─── Records for this exercise ───

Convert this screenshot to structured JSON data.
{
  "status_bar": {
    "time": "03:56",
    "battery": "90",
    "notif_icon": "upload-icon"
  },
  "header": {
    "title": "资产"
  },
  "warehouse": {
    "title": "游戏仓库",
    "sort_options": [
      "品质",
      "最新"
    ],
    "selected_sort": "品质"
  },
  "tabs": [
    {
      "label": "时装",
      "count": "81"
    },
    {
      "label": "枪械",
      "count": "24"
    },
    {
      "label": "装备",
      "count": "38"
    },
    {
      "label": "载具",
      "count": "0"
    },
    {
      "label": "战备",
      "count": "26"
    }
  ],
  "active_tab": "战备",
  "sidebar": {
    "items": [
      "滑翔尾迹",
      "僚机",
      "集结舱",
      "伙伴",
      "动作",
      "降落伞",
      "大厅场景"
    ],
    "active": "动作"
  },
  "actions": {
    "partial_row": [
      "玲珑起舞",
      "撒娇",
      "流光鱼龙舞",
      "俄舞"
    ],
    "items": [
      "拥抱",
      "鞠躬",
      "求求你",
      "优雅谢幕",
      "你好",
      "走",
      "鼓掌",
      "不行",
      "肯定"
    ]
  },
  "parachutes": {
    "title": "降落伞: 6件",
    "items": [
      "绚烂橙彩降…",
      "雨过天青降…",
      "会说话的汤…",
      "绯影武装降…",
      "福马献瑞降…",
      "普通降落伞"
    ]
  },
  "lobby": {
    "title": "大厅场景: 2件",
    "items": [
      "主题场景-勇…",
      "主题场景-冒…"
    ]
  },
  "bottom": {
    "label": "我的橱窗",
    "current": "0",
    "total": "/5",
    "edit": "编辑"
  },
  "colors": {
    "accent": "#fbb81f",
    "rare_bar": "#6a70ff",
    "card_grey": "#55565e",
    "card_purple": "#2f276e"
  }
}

───

* What needs to be done: Say how many lines in the records contain the string "title", and say nothing else.

* Task response: 4